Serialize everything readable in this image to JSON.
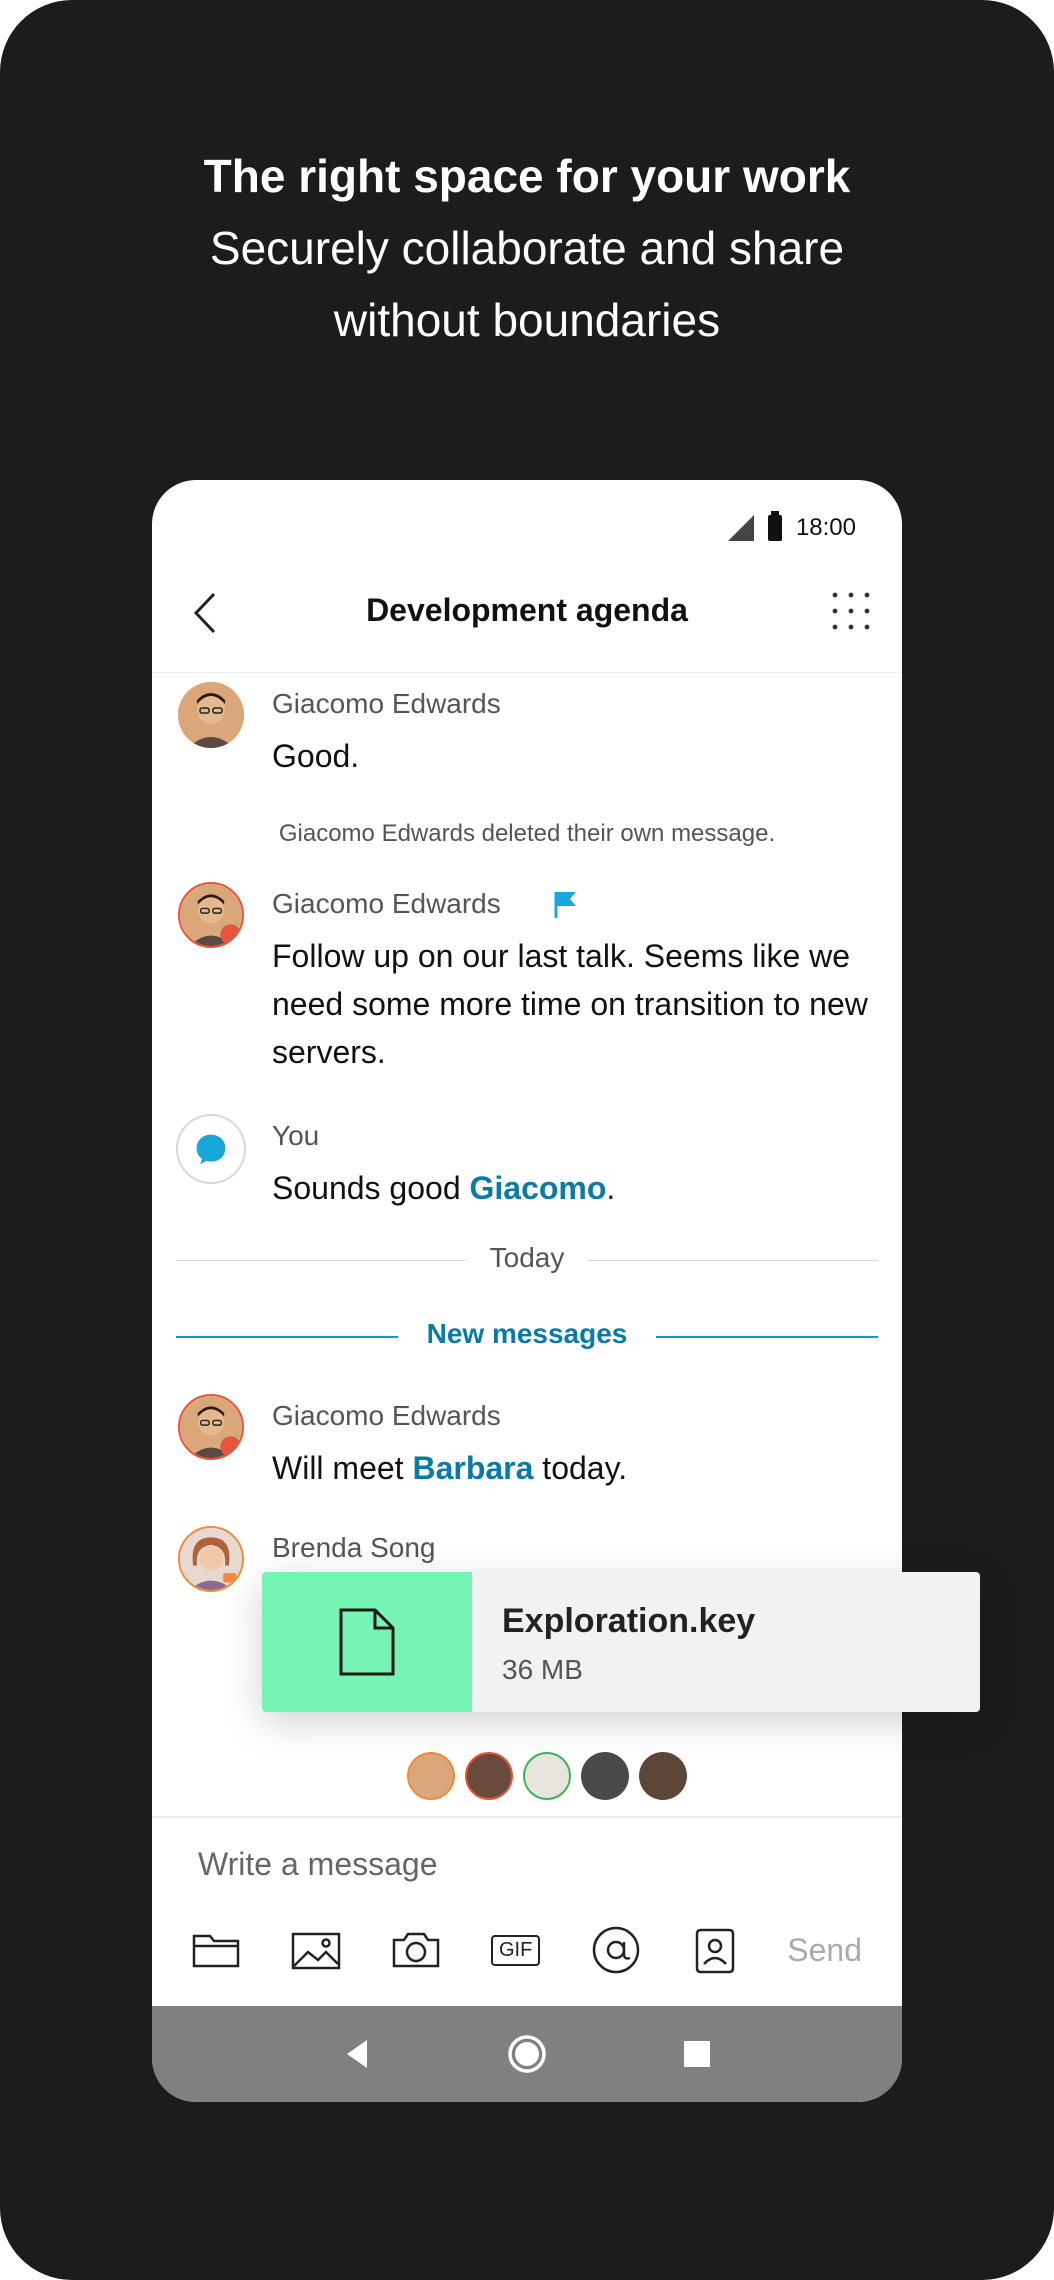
{
  "hero": {
    "line1": "The right space for your work",
    "line2": "Securely collaborate and share",
    "line3": "without boundaries"
  },
  "status": {
    "time": "18:00"
  },
  "header": {
    "title": "Development agenda"
  },
  "messages": [
    {
      "name": "Giacomo Edwards",
      "text": "Good."
    },
    {
      "system": "Giacomo Edwards deleted their own message."
    },
    {
      "name": "Giacomo Edwards",
      "text": "Follow up on our last talk. Seems like we need some more time on transition to new servers."
    },
    {
      "name": "You",
      "text_before": "Sounds good ",
      "mention": "Giacomo",
      "text_after": "."
    },
    {
      "name": "Giacomo Edwards",
      "text_before": "Will meet ",
      "mention": "Barbara",
      "text_after": " today."
    },
    {
      "name": "Brenda Song"
    }
  ],
  "dividers": {
    "today": "Today",
    "new_messages": "New messages"
  },
  "file": {
    "name": "Exploration.key",
    "size": "36 MB"
  },
  "composer": {
    "placeholder": "Write a message",
    "send_label": "Send",
    "gif_label": "GIF"
  },
  "colors": {
    "accent": "#0a7aa6",
    "file_thumb": "#76f4b4",
    "divider_blue": "#0a9bd0",
    "flag": "#1aa7e0"
  }
}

- - - - - - -

__EXERCISE OBJECTIVE__
Return every line in the listing that contains the word "messages".

__IN RESPONSE__
  "messages": [
    "new_messages": "New messages"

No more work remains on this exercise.